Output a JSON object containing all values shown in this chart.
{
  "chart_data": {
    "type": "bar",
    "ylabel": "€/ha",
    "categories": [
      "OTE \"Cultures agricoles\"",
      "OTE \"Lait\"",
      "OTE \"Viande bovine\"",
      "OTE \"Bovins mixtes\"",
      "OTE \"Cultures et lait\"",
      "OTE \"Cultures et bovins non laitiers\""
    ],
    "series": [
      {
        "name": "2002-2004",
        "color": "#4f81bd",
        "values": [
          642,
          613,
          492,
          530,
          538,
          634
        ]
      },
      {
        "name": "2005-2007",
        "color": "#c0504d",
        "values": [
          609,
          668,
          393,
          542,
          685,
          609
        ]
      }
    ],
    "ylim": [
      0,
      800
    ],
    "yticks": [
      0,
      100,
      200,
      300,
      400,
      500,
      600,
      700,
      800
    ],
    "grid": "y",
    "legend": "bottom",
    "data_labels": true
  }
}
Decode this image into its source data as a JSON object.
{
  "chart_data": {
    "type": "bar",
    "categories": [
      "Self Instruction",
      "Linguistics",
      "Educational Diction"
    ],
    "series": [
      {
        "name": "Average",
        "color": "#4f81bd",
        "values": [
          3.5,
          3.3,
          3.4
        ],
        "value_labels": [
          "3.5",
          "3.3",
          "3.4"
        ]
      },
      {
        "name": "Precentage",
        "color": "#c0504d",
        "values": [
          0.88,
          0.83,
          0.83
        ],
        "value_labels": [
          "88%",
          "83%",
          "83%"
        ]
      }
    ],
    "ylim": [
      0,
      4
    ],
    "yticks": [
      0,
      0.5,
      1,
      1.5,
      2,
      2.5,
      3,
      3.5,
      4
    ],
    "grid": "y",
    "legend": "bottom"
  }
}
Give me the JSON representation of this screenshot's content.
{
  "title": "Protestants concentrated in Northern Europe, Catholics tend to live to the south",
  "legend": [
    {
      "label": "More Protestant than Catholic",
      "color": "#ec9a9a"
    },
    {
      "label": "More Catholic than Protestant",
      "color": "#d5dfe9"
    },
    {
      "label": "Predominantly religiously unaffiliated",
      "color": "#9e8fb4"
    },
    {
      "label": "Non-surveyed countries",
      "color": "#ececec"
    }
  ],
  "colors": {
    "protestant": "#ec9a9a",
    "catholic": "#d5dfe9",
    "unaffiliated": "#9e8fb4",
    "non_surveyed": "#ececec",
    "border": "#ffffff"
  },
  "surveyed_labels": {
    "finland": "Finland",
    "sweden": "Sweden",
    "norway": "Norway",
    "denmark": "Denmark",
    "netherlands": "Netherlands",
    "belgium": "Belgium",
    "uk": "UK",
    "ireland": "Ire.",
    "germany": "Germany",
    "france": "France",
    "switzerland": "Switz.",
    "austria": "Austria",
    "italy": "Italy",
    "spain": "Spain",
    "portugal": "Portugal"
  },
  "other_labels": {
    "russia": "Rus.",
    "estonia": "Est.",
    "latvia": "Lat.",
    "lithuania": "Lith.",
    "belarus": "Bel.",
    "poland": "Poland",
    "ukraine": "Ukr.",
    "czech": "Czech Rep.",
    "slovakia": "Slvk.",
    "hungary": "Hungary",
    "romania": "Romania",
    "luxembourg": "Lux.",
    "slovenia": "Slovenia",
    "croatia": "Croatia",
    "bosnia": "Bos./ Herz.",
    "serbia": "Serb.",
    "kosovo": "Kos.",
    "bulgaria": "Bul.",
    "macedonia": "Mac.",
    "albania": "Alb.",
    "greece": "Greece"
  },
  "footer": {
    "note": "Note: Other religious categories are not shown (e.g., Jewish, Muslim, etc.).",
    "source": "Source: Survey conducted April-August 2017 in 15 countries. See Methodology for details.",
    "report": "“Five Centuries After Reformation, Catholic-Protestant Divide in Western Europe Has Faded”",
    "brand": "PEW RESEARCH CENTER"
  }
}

● ● ●

**Set exercise**
Transcribe all lines as written.

**Response to the exercise**
Output a JSON object containing all values shown in this chart.
{
  "chart_data": {
    "type": "bar",
    "ylabel": "€/ha",
    "categories": [
      "OTE \"Cultures agricoles\"",
      "OTE \"Lait\"",
      "OTE \"Viande bovine\"",
      "OTE \"Bovins mixtes\"",
      "OTE \"Cultures et lait\"",
      "OTE \"Cultures et bovins non laitiers\""
    ],
    "series": [
      {
        "name": "2002-2004",
        "color": "#4f81bd",
        "values": [
          642,
          613,
          492,
          530,
          538,
          634
        ]
      },
      {
        "name": "2005-2007",
        "color": "#c0504d",
        "values": [
          609,
          668,
          393,
          542,
          685,
          609
        ]
      }
    ],
    "ylim": [
      0,
      800
    ],
    "yticks": [
      0,
      100,
      200,
      300,
      400,
      500,
      600,
      700,
      800
    ],
    "grid": "y",
    "legend": "bottom",
    "data_labels": true
  }
}
Decode this image into its source data as a JSON object.
{
  "chart_data": {
    "type": "bar",
    "categories": [
      "Self Instruction",
      "Linguistics",
      "Educational Diction"
    ],
    "series": [
      {
        "name": "Average",
        "color": "#4f81bd",
        "values": [
          3.5,
          3.3,
          3.4
        ],
        "value_labels": [
          "3.5",
          "3.3",
          "3.4"
        ]
      },
      {
        "name": "Precentage",
        "color": "#c0504d",
        "values": [
          0.88,
          0.83,
          0.83
        ],
        "value_labels": [
          "88%",
          "83%",
          "83%"
        ]
      }
    ],
    "ylim": [
      0,
      4
    ],
    "yticks": [
      0,
      0.5,
      1,
      1.5,
      2,
      2.5,
      3,
      3.5,
      4
    ],
    "grid": "y",
    "legend": "bottom"
  }
}
Give me the JSON representation of this screenshot's content.
{
  "title": "Protestants concentrated in Northern Europe, Catholics tend to live to the south",
  "legend": [
    {
      "label": "More Protestant than Catholic",
      "color": "#ec9a9a"
    },
    {
      "label": "More Catholic than Protestant",
      "color": "#d5dfe9"
    },
    {
      "label": "Predominantly religiously unaffiliated",
      "color": "#9e8fb4"
    },
    {
      "label": "Non-surveyed countries",
      "color": "#ececec"
    }
  ],
  "colors": {
    "protestant": "#ec9a9a",
    "catholic": "#d5dfe9",
    "unaffiliated": "#9e8fb4",
    "non_surveyed": "#ececec",
    "border": "#ffffff"
  },
  "surveyed_labels": {
    "finland": "Finland",
    "sweden": "Sweden",
    "norway": "Norway",
    "denmark": "Denmark",
    "netherlands": "Netherlands",
    "belgium": "Belgium",
    "uk": "UK",
    "ireland": "Ire.",
    "germany": "Germany",
    "france": "France",
    "switzerland": "Switz.",
    "austria": "Austria",
    "italy": "Italy",
    "spain": "Spain",
    "portugal": "Portugal"
  },
  "other_labels": {
    "russia": "Rus.",
    "estonia": "Est.",
    "latvia": "Lat.",
    "lithuania": "Lith.",
    "belarus": "Bel.",
    "poland": "Poland",
    "ukraine": "Ukr.",
    "czech": "Czech Rep.",
    "slovakia": "Slvk.",
    "hungary": "Hungary",
    "romania": "Romania",
    "luxembourg": "Lux.",
    "slovenia": "Slovenia",
    "croatia": "Croatia",
    "bosnia": "Bos./ Herz.",
    "serbia": "Serb.",
    "kosovo": "Kos.",
    "bulgaria": "Bul.",
    "macedonia": "Mac.",
    "albania": "Alb.",
    "greece": "Greece"
  },
  "footer": {
    "note": "Note: Other religious categories are not shown (e.g., Jewish, Muslim, etc.).",
    "source": "Source: Survey conducted April-August 2017 in 15 countries. See Methodology for details.",
    "report": "“Five Centuries After Reformation, Catholic-Protestant Divide in Western Europe Has Faded”",
    "brand": "PEW RESEARCH CENTER"
  }
}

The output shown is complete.